-- Start --

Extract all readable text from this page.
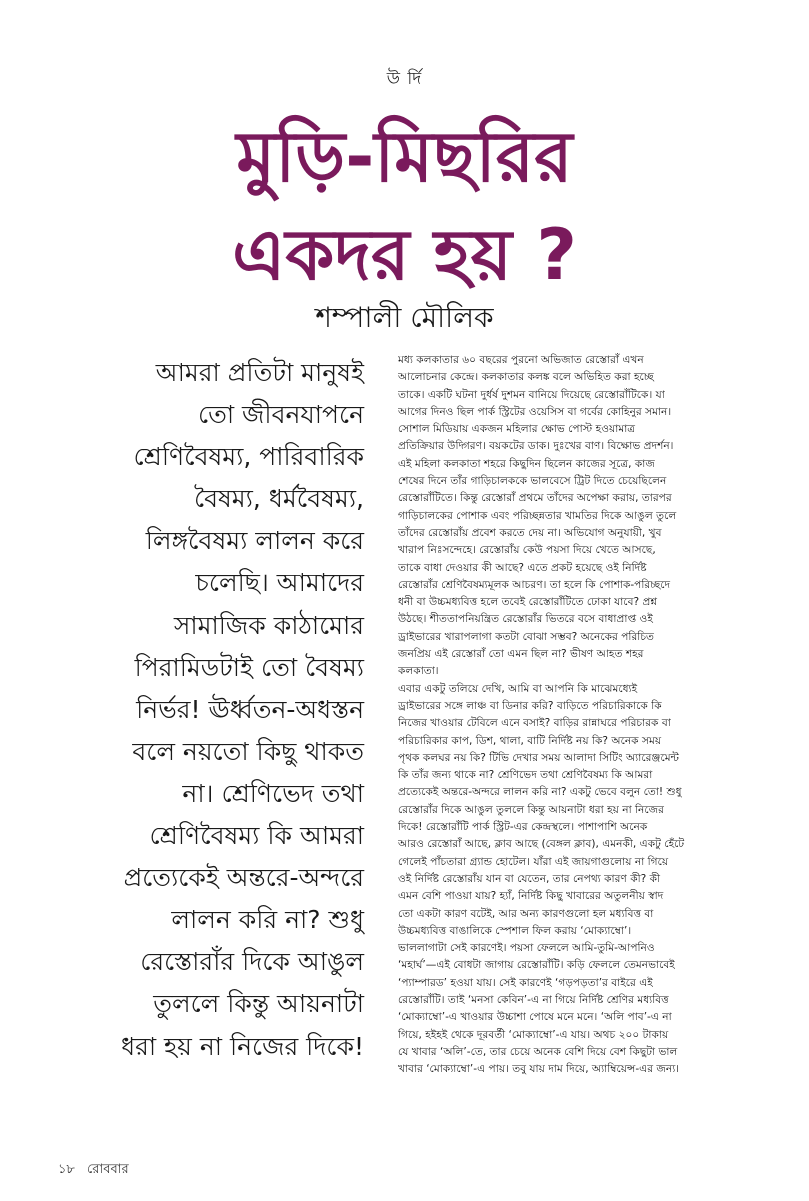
উ র্দি
মুড়ি-মিছরির
একদর হয় ?
শম্পালী মৌলিক
আমরা প্রতিটা মানুষই
তো জীবনযাপনে
শ্রেণিবৈষম্য, পারিবারিক
বৈষম্য, ধর্মবৈষম্য,
লিঙ্গবৈষম্য লালন করে
চলেছি। আমাদের
সামাজিক কাঠামোর
পিরামিডটাই তো বৈষম্য
নির্ভর! ঊর্ধ্বতন-অধস্তন
বলে নয়তো কিছু থাকত
না। শ্রেণিভেদ তথা
শ্রেণিবৈষম্য কি আমরা
প্রত্যেকেই অন্তরে-অন্দরে
লালন করি না? শুধু
রেস্তোরাঁর দিকে আঙুল
তুললে কিন্তু আয়নাটা
ধরা হয় না নিজের দিকে!
মধ্য কলকাতার ৬০ বছরের পুরনো অভিজাত রেস্তোরাঁ এখন
আলোচনার কেন্দ্রে। কলকাতার কলঙ্ক বলে অভিহিত করা হচ্ছে
তাকে। একটি ঘটনা দুর্ধর্ষ দুশমন বানিয়ে দিয়েছে রেস্তোরাঁটিকে। যা
আগের দিনও ছিল পার্ক স্ট্রিটের ওয়েসিস বা গর্বের কোহিনুর সমান।
সোশাল মিডিয়ায় একজন মহিলার ক্ষোভ পোস্ট হওয়ামাত্র
প্রতিক্রিয়ার উদ্গিরণ। বয়কটের ডাক। দুঃখের বাণ। বিক্ষোভ প্রদর্শন।
এই মহিলা কলকাতা শহরে কিছুদিন ছিলেন কাজের সূত্রে, কাজ
শেষের দিনে তাঁর গাড়িচালককে ভালবেসে ট্রিট দিতে চেয়েছিলেন
রেস্তোরাঁটিতে। কিন্তু রেস্তোরাঁ প্রথমে তাঁদের অপেক্ষা করায়, তারপর
গাড়িচালকের পোশাক এবং পরিচ্ছন্নতার খামতির দিকে আঙুল তুলে
তাঁদের রেস্তোরাঁয় প্রবেশ করতে দেয় না। অভিযোগ অনুযায়ী, খুব
খারাপ নিঃসন্দেহে। রেস্তোরাঁয় কেউ পয়সা দিয়ে খেতে আসছে,
তাকে বাধা দেওয়ার কী আছে? এতে প্রকট হয়েছে ওই নির্দিষ্ট
রেস্তোরাঁর শ্রেণিবৈষম্যমূলক আচরণ। তা হলে কি পোশাক-পরিচ্ছদে
ধনী বা উচ্চমধ্যবিত্ত হলে তবেই রেস্তোরাঁটিতে ঢোকা যাবে? প্রশ্ন
উঠছে। শীততাপনিয়ন্ত্রিত রেস্তোরাঁর ভিতরে বসে বাধাপ্রাপ্ত ওই
ড্রাইভারের খারাপলাগা কতটা বোঝা সম্ভব? অনেকের পরিচিত
জনপ্রিয় এই রেস্তোরাঁ তো এমন ছিল না? ভীষণ আহত শহর
কলকাতা।
এবার একটু তলিয়ে দেখি, আমি বা আপনি কি মাঝেমধ্যেই
ড্রাইভারের সঙ্গে লাঞ্চ বা ডিনার করি? বাড়িতে পরিচারিকাকে কি
নিজের খাওয়ার টেবিলে এনে বসাই? বাড়ির রান্নাঘরে পরিচারক বা
পরিচারিকার কাপ, ডিশ, থালা, বাটি নির্দিষ্ট নয় কি? অনেক সময়
পৃথক কলঘর নয় কি? টিভি দেখার সময় আলাদা সিটিং অ্যারেঞ্জমেন্ট
কি তাঁর জন্য থাকে না? শ্রেণিভেদ তথা শ্রেণিবৈষম্য কি আমরা
প্রত্যেকেই অন্তরে-অন্দরে লালন করি না? একটু ভেবে বলুন তো! শুধু
রেস্তোরাঁর দিকে আঙুল তুললে কিন্তু আয়নাটা ধরা হয় না নিজের
দিকে! রেস্তোরাঁটি পার্ক স্ট্রিট-এর কেন্দ্রস্থলে। পাশাপাশি অনেক
আরও রেস্তোরাঁ আছে, ক্লাব আছে (বেঙ্গল ক্লাব), এমনকী, একটু হেঁটে
গেলেই পাঁচতারা গ্র্যান্ড হোটেল। যাঁরা এই জায়গাগুলোয় না গিয়ে
ওই নির্দিষ্ট রেস্তোরাঁয় যান বা যেতেন, তার নেপথ্য কারণ কী? কী
এমন বেশি পাওয়া যায়? হ্যাঁ, নির্দিষ্ট কিছু খাবারের অতুলনীয় স্বাদ
তো একটা কারণ বটেই, আর অন্য কারণগুলো হল মধ্যবিত্ত বা
উচ্চমধ্যবিত্ত বাঙালিকে স্পেশাল ফিল করায় ‘মোক্যাম্বো’।
ভাললাগাটা সেই কারণেই। পয়সা ফেললে আমি-তুমি-আপনিও
‘মহার্ঘ’—এই বোধটা জাগায় রেস্তোরাঁটি। কড়ি ফেললে তেমনভাবেই
‘প্যাম্পারড’ হওয়া যায়। সেই কারণেই ‘গড়পড়তা’র বাইরে এই
রেস্তোরাঁটি। তাই ‘মনসা কেবিন’-এ না গিয়ে নির্দিষ্ট শ্রেণির মধ্যবিত্ত
‘মোক্যাম্বো’-এ খাওয়ার উচ্চাশা পোষে মনে মনে। ‘অলি পাব’-এ না
গিয়ে, হইহই থেকে দূরবর্তী ‘মোক্যাম্বো’-এ যায়। অথচ ২০০ টাকায়
যে খাবার ‘অলি’-তে, তার চেয়ে অনেক বেশি দিয়ে বেশ কিছুটা ভাল
খাবার ‘মোক্যাম্বো’-এ পায়। তবু যায় দাম দিয়ে, অ্যাম্বিয়েন্স-এর জন্য।
১৮ রোববার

-- End --

Copy every entry word for word, but omit the pictures.

ANSWER TO THE PROBLEM:
Extract all readable text from this page.
উ র্দি
মুড়ি-মিছরির
একদর হয় ?
শম্পালী মৌলিক
আমরা প্রতিটা মানুষই
তো জীবনযাপনে
শ্রেণিবৈষম্য, পারিবারিক
বৈষম্য, ধর্মবৈষম্য,
লিঙ্গবৈষম্য লালন করে
চলেছি। আমাদের
সামাজিক কাঠামোর
পিরামিডটাই তো বৈষম্য
নির্ভর! ঊর্ধ্বতন-অধস্তন
বলে নয়তো কিছু থাকত
না। শ্রেণিভেদ তথা
শ্রেণিবৈষম্য কি আমরা
প্রত্যেকেই অন্তরে-অন্দরে
লালন করি না? শুধু
রেস্তোরাঁর দিকে আঙুল
তুললে কিন্তু আয়নাটা
ধরা হয় না নিজের দিকে!
মধ্য কলকাতার ৬০ বছরের পুরনো অভিজাত রেস্তোরাঁ এখন
আলোচনার কেন্দ্রে। কলকাতার কলঙ্ক বলে অভিহিত করা হচ্ছে
তাকে। একটি ঘটনা দুর্ধর্ষ দুশমন বানিয়ে দিয়েছে রেস্তোরাঁটিকে। যা
আগের দিনও ছিল পার্ক স্ট্রিটের ওয়েসিস বা গর্বের কোহিনুর সমান।
সোশাল মিডিয়ায় একজন মহিলার ক্ষোভ পোস্ট হওয়ামাত্র
প্রতিক্রিয়ার উদ্গিরণ। বয়কটের ডাক। দুঃখের বাণ। বিক্ষোভ প্রদর্শন।
এই মহিলা কলকাতা শহরে কিছুদিন ছিলেন কাজের সূত্রে, কাজ
শেষের দিনে তাঁর গাড়িচালককে ভালবেসে ট্রিট দিতে চেয়েছিলেন
রেস্তোরাঁটিতে। কিন্তু রেস্তোরাঁ প্রথমে তাঁদের অপেক্ষা করায়, তারপর
গাড়িচালকের পোশাক এবং পরিচ্ছন্নতার খামতির দিকে আঙুল তুলে
তাঁদের রেস্তোরাঁয় প্রবেশ করতে দেয় না। অভিযোগ অনুযায়ী, খুব
খারাপ নিঃসন্দেহে। রেস্তোরাঁয় কেউ পয়সা দিয়ে খেতে আসছে,
তাকে বাধা দেওয়ার কী আছে? এতে প্রকট হয়েছে ওই নির্দিষ্ট
রেস্তোরাঁর শ্রেণিবৈষম্যমূলক আচরণ। তা হলে কি পোশাক-পরিচ্ছদে
ধনী বা উচ্চমধ্যবিত্ত হলে তবেই রেস্তোরাঁটিতে ঢোকা যাবে? প্রশ্ন
উঠছে। শীততাপনিয়ন্ত্রিত রেস্তোরাঁর ভিতরে বসে বাধাপ্রাপ্ত ওই
ড্রাইভারের খারাপলাগা কতটা বোঝা সম্ভব? অনেকের পরিচিত
জনপ্রিয় এই রেস্তোরাঁ তো এমন ছিল না? ভীষণ আহত শহর
কলকাতা।
এবার একটু তলিয়ে দেখি, আমি বা আপনি কি মাঝেমধ্যেই
ড্রাইভারের সঙ্গে লাঞ্চ বা ডিনার করি? বাড়িতে পরিচারিকাকে কি
নিজের খাওয়ার টেবিলে এনে বসাই? বাড়ির রান্নাঘরে পরিচারক বা
পরিচারিকার কাপ, ডিশ, থালা, বাটি নির্দিষ্ট নয় কি? অনেক সময়
পৃথক কলঘর নয় কি? টিভি দেখার সময় আলাদা সিটিং অ্যারেঞ্জমেন্ট
কি তাঁর জন্য থাকে না? শ্রেণিভেদ তথা শ্রেণিবৈষম্য কি আমরা
প্রত্যেকেই অন্তরে-অন্দরে লালন করি না? একটু ভেবে বলুন তো! শুধু
রেস্তোরাঁর দিকে আঙুল তুললে কিন্তু আয়নাটা ধরা হয় না নিজের
দিকে! রেস্তোরাঁটি পার্ক স্ট্রিট-এর কেন্দ্রস্থলে। পাশাপাশি অনেক
আরও রেস্তোরাঁ আছে, ক্লাব আছে (বেঙ্গল ক্লাব), এমনকী, একটু হেঁটে
গেলেই পাঁচতারা গ্র্যান্ড হোটেল। যাঁরা এই জায়গাগুলোয় না গিয়ে
ওই নির্দিষ্ট রেস্তোরাঁয় যান বা যেতেন, তার নেপথ্য কারণ কী? কী
এমন বেশি পাওয়া যায়? হ্যাঁ, নির্দিষ্ট কিছু খাবারের অতুলনীয় স্বাদ
তো একটা কারণ বটেই, আর অন্য কারণগুলো হল মধ্যবিত্ত বা
উচ্চমধ্যবিত্ত বাঙালিকে স্পেশাল ফিল করায় ‘মোক্যাম্বো’।
ভাললাগাটা সেই কারণেই। পয়সা ফেললে আমি-তুমি-আপনিও
‘মহার্ঘ’—এই বোধটা জাগায় রেস্তোরাঁটি। কড়ি ফেললে তেমনভাবেই
‘প্যাম্পারড’ হওয়া যায়। সেই কারণেই ‘গড়পড়তা’র বাইরে এই
রেস্তোরাঁটি। তাই ‘মনসা কেবিন’-এ না গিয়ে নির্দিষ্ট শ্রেণির মধ্যবিত্ত
‘মোক্যাম্বো’-এ খাওয়ার উচ্চাশা পোষে মনে মনে। ‘অলি পাব’-এ না
গিয়ে, হইহই থেকে দূরবর্তী ‘মোক্যাম্বো’-এ যায়। অথচ ২০০ টাকায়
যে খাবার ‘অলি’-তে, তার চেয়ে অনেক বেশি দিয়ে বেশ কিছুটা ভাল
খাবার ‘মোক্যাম্বো’-এ পায়। তবু যায় দাম দিয়ে, অ্যাম্বিয়েন্স-এর জন্য।
১৮ রোববার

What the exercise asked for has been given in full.